Stored records:
+===+
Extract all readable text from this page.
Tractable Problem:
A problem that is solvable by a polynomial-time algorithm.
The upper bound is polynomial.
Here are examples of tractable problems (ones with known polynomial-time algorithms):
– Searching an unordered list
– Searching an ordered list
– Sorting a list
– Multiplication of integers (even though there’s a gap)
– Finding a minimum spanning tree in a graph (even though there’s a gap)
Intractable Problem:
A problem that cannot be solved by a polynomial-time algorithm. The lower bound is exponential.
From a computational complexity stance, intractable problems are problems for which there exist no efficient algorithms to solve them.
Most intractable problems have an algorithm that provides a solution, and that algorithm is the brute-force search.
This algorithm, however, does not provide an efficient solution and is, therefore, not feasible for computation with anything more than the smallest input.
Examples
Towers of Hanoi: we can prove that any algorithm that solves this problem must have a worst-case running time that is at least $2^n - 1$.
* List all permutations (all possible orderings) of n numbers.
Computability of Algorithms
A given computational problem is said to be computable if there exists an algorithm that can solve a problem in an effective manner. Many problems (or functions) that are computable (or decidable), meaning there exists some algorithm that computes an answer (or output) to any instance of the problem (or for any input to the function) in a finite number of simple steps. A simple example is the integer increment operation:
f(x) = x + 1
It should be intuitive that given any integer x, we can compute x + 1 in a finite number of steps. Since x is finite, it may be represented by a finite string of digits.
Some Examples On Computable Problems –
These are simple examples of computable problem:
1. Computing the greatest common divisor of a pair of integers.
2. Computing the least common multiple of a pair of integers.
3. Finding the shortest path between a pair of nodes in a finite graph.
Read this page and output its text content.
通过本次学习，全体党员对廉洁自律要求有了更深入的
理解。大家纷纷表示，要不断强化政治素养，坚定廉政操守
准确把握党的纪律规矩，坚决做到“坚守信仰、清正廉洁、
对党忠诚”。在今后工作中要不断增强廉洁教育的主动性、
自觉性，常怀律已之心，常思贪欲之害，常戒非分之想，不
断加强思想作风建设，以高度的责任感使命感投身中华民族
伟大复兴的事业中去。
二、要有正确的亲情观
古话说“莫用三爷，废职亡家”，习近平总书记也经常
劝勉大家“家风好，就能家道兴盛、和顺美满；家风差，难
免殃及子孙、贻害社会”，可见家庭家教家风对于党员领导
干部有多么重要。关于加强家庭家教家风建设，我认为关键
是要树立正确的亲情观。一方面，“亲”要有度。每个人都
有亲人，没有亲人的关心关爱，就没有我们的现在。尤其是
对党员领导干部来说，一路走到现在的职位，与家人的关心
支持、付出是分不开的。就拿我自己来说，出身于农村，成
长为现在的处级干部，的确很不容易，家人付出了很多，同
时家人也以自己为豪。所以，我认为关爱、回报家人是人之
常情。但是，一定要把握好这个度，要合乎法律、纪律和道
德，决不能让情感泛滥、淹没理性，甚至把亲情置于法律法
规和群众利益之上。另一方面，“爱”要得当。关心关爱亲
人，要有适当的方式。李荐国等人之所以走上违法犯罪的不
+===+
THE REQUEST
How many of the lines above include the word "text"? Respond with the number alone.

ANSWER TO THIS EXERCISE
2